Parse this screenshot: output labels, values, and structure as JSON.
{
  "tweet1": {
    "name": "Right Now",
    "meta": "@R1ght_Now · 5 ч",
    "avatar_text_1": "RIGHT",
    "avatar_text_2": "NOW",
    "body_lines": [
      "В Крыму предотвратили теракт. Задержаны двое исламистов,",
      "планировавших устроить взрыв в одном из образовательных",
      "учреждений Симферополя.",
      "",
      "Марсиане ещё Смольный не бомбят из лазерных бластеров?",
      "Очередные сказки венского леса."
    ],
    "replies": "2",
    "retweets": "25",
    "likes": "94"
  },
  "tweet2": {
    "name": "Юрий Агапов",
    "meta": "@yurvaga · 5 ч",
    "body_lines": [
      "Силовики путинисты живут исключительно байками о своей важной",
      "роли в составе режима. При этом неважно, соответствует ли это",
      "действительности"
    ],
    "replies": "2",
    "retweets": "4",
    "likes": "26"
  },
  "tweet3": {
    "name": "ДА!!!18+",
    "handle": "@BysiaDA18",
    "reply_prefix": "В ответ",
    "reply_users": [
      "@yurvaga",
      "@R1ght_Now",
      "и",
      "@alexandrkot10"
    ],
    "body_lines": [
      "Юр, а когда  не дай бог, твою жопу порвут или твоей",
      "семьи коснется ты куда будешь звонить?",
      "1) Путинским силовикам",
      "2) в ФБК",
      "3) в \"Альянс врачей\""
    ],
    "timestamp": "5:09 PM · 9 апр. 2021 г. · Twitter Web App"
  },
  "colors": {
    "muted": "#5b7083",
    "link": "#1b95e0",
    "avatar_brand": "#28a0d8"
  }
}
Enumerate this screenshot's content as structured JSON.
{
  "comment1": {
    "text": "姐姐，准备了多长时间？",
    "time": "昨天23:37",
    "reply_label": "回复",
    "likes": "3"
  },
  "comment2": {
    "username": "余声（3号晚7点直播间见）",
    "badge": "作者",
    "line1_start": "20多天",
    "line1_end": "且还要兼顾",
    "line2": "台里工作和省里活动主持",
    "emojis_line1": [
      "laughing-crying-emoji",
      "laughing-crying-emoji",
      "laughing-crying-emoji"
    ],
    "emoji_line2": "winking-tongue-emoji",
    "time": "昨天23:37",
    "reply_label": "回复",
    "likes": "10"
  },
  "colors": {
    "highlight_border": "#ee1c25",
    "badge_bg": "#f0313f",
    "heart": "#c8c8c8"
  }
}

■ ■ ■

## Aim
Restate the whole listing exactly.

## Exercise response
Parse this screenshot: output labels, values, and structure as JSON.
{
  "tweet1": {
    "name": "Right Now",
    "meta": "@R1ght_Now · 5 ч",
    "avatar_text_1": "RIGHT",
    "avatar_text_2": "NOW",
    "body_lines": [
      "В Крыму предотвратили теракт. Задержаны двое исламистов,",
      "планировавших устроить взрыв в одном из образовательных",
      "учреждений Симферополя.",
      "",
      "Марсиане ещё Смольный не бомбят из лазерных бластеров?",
      "Очередные сказки венского леса."
    ],
    "replies": "2",
    "retweets": "25",
    "likes": "94"
  },
  "tweet2": {
    "name": "Юрий Агапов",
    "meta": "@yurvaga · 5 ч",
    "body_lines": [
      "Силовики путинисты живут исключительно байками о своей важной",
      "роли в составе режима. При этом неважно, соответствует ли это",
      "действительности"
    ],
    "replies": "2",
    "retweets": "4",
    "likes": "26"
  },
  "tweet3": {
    "name": "ДА!!!18+",
    "handle": "@BysiaDA18",
    "reply_prefix": "В ответ",
    "reply_users": [
      "@yurvaga",
      "@R1ght_Now",
      "и",
      "@alexandrkot10"
    ],
    "body_lines": [
      "Юр, а когда  не дай бог, твою жопу порвут или твоей",
      "семьи коснется ты куда будешь звонить?",
      "1) Путинским силовикам",
      "2) в ФБК",
      "3) в \"Альянс врачей\""
    ],
    "timestamp": "5:09 PM · 9 апр. 2021 г. · Twitter Web App"
  },
  "colors": {
    "muted": "#5b7083",
    "link": "#1b95e0",
    "avatar_brand": "#28a0d8"
  }
}
Enumerate this screenshot's content as structured JSON.
{
  "comment1": {
    "text": "姐姐，准备了多长时间？",
    "time": "昨天23:37",
    "reply_label": "回复",
    "likes": "3"
  },
  "comment2": {
    "username": "余声（3号晚7点直播间见）",
    "badge": "作者",
    "line1_start": "20多天",
    "line1_end": "且还要兼顾",
    "line2": "台里工作和省里活动主持",
    "emojis_line1": [
      "laughing-crying-emoji",
      "laughing-crying-emoji",
      "laughing-crying-emoji"
    ],
    "emoji_line2": "winking-tongue-emoji",
    "time": "昨天23:37",
    "reply_label": "回复",
    "likes": "10"
  },
  "colors": {
    "highlight_border": "#ee1c25",
    "badge_bg": "#f0313f",
    "heart": "#c8c8c8"
  }
}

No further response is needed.